WHAT IS NEEDED:
Type the records out again in full, exactly.
— START AVAILABLE DATA —
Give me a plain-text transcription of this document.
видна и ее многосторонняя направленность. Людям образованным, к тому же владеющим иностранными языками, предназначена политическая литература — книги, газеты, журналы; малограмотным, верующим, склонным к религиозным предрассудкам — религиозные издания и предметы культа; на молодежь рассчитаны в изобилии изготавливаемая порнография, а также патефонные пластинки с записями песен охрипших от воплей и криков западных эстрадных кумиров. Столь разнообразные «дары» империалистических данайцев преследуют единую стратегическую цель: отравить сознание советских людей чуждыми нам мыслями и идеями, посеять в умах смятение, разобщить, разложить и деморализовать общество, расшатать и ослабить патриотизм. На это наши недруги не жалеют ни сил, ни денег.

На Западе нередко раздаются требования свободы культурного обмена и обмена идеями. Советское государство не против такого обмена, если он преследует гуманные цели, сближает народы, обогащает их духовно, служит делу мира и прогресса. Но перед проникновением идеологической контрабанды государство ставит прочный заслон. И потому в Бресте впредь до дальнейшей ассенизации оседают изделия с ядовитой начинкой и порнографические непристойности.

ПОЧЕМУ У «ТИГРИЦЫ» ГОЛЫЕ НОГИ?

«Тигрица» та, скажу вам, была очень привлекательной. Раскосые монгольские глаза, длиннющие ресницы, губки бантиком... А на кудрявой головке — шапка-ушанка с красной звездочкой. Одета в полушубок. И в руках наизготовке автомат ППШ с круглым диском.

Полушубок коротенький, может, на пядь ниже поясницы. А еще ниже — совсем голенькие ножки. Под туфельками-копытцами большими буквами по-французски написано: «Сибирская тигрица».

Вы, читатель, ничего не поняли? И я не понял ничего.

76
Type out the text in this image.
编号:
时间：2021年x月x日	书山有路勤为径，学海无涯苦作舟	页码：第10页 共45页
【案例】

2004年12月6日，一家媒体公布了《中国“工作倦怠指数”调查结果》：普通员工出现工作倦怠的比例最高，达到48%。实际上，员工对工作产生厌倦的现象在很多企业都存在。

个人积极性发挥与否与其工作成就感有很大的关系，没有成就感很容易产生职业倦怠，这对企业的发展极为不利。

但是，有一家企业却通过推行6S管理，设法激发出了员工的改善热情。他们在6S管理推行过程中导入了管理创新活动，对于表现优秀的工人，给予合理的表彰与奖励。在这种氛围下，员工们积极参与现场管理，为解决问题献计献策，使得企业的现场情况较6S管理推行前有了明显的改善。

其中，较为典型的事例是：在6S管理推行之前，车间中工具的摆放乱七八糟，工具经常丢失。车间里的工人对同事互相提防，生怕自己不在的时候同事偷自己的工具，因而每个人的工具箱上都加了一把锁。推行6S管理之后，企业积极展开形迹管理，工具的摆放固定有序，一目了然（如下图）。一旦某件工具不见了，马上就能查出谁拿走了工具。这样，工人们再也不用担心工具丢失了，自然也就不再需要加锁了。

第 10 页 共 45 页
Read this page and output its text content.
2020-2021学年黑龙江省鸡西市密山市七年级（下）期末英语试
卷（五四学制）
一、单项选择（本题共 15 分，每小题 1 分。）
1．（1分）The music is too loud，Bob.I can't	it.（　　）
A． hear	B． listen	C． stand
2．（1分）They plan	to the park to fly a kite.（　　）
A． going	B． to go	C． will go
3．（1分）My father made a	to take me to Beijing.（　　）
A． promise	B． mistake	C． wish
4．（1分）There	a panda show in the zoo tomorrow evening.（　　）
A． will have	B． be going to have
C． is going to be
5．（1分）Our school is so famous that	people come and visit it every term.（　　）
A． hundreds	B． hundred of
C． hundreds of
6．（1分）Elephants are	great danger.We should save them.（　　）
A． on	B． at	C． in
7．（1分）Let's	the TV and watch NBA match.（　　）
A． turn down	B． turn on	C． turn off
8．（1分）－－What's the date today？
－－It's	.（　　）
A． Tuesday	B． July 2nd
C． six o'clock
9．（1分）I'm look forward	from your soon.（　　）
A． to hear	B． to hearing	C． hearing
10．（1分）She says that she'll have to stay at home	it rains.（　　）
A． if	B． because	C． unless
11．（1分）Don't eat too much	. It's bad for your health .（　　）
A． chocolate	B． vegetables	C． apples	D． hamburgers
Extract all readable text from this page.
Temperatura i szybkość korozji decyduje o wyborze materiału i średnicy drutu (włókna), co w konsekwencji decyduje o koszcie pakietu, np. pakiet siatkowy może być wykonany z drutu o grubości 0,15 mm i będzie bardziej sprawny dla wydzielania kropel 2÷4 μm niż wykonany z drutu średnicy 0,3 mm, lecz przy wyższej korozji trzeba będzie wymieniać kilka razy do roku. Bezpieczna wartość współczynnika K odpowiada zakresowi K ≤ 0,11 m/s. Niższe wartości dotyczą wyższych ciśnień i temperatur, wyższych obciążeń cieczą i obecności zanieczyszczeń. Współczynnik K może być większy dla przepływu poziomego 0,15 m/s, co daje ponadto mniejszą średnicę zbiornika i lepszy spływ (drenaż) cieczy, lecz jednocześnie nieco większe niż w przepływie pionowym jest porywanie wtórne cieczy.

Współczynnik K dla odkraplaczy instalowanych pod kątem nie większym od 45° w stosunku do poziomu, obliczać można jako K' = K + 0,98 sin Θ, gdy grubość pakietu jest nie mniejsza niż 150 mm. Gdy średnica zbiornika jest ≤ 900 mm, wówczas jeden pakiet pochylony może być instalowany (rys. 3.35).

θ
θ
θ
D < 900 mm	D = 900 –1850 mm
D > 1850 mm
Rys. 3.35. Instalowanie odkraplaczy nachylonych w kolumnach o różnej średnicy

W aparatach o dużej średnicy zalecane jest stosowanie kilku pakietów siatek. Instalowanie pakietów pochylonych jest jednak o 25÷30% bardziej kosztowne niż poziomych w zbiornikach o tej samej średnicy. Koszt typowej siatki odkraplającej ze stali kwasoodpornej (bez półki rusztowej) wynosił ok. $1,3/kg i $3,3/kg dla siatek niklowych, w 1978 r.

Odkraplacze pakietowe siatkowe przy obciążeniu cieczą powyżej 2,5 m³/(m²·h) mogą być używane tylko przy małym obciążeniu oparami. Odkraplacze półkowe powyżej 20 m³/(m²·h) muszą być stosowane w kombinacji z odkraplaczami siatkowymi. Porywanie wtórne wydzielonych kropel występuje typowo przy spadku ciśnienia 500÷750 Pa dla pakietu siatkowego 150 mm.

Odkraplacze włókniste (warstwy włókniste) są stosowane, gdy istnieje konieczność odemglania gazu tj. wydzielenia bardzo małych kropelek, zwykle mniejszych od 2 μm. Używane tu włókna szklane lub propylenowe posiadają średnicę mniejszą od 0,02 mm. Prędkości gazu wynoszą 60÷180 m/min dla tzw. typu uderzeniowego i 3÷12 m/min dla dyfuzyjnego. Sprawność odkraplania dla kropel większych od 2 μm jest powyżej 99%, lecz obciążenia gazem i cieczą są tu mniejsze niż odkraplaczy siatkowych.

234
— END AVAILABLE DATA —
WORKED SOLUTION:
Give me a plain-text transcription of this document.
видна и ее многосторонняя направленность. Людям образованным, к тому же владеющим иностранными языками, предназначена политическая литература — книги, газеты, журналы; малограмотным, верующим, склонным к религиозным предрассудкам — религиозные издания и предметы культа; на молодежь рассчитаны в изобилии изготавливаемая порнография, а также патефонные пластинки с записями песен охрипших от воплей и криков западных эстрадных кумиров. Столь разнообразные «дары» империалистических данайцев преследуют единую стратегическую цель: отравить сознание советских людей чуждыми нам мыслями и идеями, посеять в умах смятение, разобщить, разложить и деморализовать общество, расшатать и ослабить патриотизм. На это наши недруги не жалеют ни сил, ни денег.

На Западе нередко раздаются требования свободы культурного обмена и обмена идеями. Советское государство не против такого обмена, если он преследует гуманные цели, сближает народы, обогащает их духовно, служит делу мира и прогресса. Но перед проникновением идеологической контрабанды государство ставит прочный заслон. И потому в Бресте впредь до дальнейшей ассенизации оседают изделия с ядовитой начинкой и порнографические непристойности.

ПОЧЕМУ У «ТИГРИЦЫ» ГОЛЫЕ НОГИ?

«Тигрица» та, скажу вам, была очень привлекательной. Раскосые монгольские глаза, длиннющие ресницы, губки бантиком... А на кудрявой головке — шапка-ушанка с красной звездочкой. Одета в полушубок. И в руках наизготовке автомат ППШ с круглым диском.

Полушубок коротенький, может, на пядь ниже поясницы. А еще ниже — совсем голенькие ножки. Под туфельками-копытцами большими буквами по-французски написано: «Сибирская тигрица».

Вы, читатель, ничего не поняли? И я не понял ничего.

76
Type out the text in this image.
编号:
时间：2021年x月x日	书山有路勤为径，学海无涯苦作舟	页码：第10页 共45页
【案例】

2004年12月6日，一家媒体公布了《中国“工作倦怠指数”调查结果》：普通员工出现工作倦怠的比例最高，达到48%。实际上，员工对工作产生厌倦的现象在很多企业都存在。

个人积极性发挥与否与其工作成就感有很大的关系，没有成就感很容易产生职业倦怠，这对企业的发展极为不利。

但是，有一家企业却通过推行6S管理，设法激发出了员工的改善热情。他们在6S管理推行过程中导入了管理创新活动，对于表现优秀的工人，给予合理的表彰与奖励。在这种氛围下，员工们积极参与现场管理，为解决问题献计献策，使得企业的现场情况较6S管理推行前有了明显的改善。

其中，较为典型的事例是：在6S管理推行之前，车间中工具的摆放乱七八糟，工具经常丢失。车间里的工人对同事互相提防，生怕自己不在的时候同事偷自己的工具，因而每个人的工具箱上都加了一把锁。推行6S管理之后，企业积极展开形迹管理，工具的摆放固定有序，一目了然（如下图）。一旦某件工具不见了，马上就能查出谁拿走了工具。这样，工人们再也不用担心工具丢失了，自然也就不再需要加锁了。

第 10 页 共 45 页
Read this page and output its text content.
2020-2021学年黑龙江省鸡西市密山市七年级（下）期末英语试
卷（五四学制）
一、单项选择（本题共 15 分，每小题 1 分。）
1．（1分）The music is too loud，Bob.I can't	it.（　　）
A． hear	B． listen	C． stand
2．（1分）They plan	to the park to fly a kite.（　　）
A． going	B． to go	C． will go
3．（1分）My father made a	to take me to Beijing.（　　）
A． promise	B． mistake	C． wish
4．（1分）There	a panda show in the zoo tomorrow evening.（　　）
A． will have	B． be going to have
C． is going to be
5．（1分）Our school is so famous that	people come and visit it every term.（　　）
A． hundreds	B． hundred of
C． hundreds of
6．（1分）Elephants are	great danger.We should save them.（　　）
A． on	B． at	C． in
7．（1分）Let's	the TV and watch NBA match.（　　）
A． turn down	B． turn on	C． turn off
8．（1分）－－What's the date today？
－－It's	.（　　）
A． Tuesday	B． July 2nd
C． six o'clock
9．（1分）I'm look forward	from your soon.（　　）
A． to hear	B． to hearing	C． hearing
10．（1分）She says that she'll have to stay at home	it rains.（　　）
A． if	B． because	C． unless
11．（1分）Don't eat too much	. It's bad for your health .（　　）
A． chocolate	B． vegetables	C． apples	D． hamburgers
Extract all readable text from this page.
Temperatura i szybkość korozji decyduje o wyborze materiału i średnicy drutu (włókna), co w konsekwencji decyduje o koszcie pakietu, np. pakiet siatkowy może być wykonany z drutu o grubości 0,15 mm i będzie bardziej sprawny dla wydzielania kropel 2÷4 μm niż wykonany z drutu średnicy 0,3 mm, lecz przy wyższej korozji trzeba będzie wymieniać kilka razy do roku. Bezpieczna wartość współczynnika K odpowiada zakresowi K ≤ 0,11 m/s. Niższe wartości dotyczą wyższych ciśnień i temperatur, wyższych obciążeń cieczą i obecności zanieczyszczeń. Współczynnik K może być większy dla przepływu poziomego 0,15 m/s, co daje ponadto mniejszą średnicę zbiornika i lepszy spływ (drenaż) cieczy, lecz jednocześnie nieco większe niż w przepływie pionowym jest porywanie wtórne cieczy.

Współczynnik K dla odkraplaczy instalowanych pod kątem nie większym od 45° w stosunku do poziomu, obliczać można jako K' = K + 0,98 sin Θ, gdy grubość pakietu jest nie mniejsza niż 150 mm. Gdy średnica zbiornika jest ≤ 900 mm, wówczas jeden pakiet pochylony może być instalowany (rys. 3.35).

θ
θ
θ
D < 900 mm	D = 900 –1850 mm
D > 1850 mm
Rys. 3.35. Instalowanie odkraplaczy nachylonych w kolumnach o różnej średnicy

W aparatach o dużej średnicy zalecane jest stosowanie kilku pakietów siatek. Instalowanie pakietów pochylonych jest jednak o 25÷30% bardziej kosztowne niż poziomych w zbiornikach o tej samej średnicy. Koszt typowej siatki odkraplającej ze stali kwasoodpornej (bez półki rusztowej) wynosił ok. $1,3/kg i $3,3/kg dla siatek niklowych, w 1978 r.

Odkraplacze pakietowe siatkowe przy obciążeniu cieczą powyżej 2,5 m³/(m²·h) mogą być używane tylko przy małym obciążeniu oparami. Odkraplacze półkowe powyżej 20 m³/(m²·h) muszą być stosowane w kombinacji z odkraplaczami siatkowymi. Porywanie wtórne wydzielonych kropel występuje typowo przy spadku ciśnienia 500÷750 Pa dla pakietu siatkowego 150 mm.

Odkraplacze włókniste (warstwy włókniste) są stosowane, gdy istnieje konieczność odemglania gazu tj. wydzielenia bardzo małych kropelek, zwykle mniejszych od 2 μm. Używane tu włókna szklane lub propylenowe posiadają średnicę mniejszą od 0,02 mm. Prędkości gazu wynoszą 60÷180 m/min dla tzw. typu uderzeniowego i 3÷12 m/min dla dyfuzyjnego. Sprawność odkraplania dla kropel większych od 2 μm jest powyżej 99%, lecz obciążenia gazem i cieczą są tu mniejsze niż odkraplaczy siatkowych.

234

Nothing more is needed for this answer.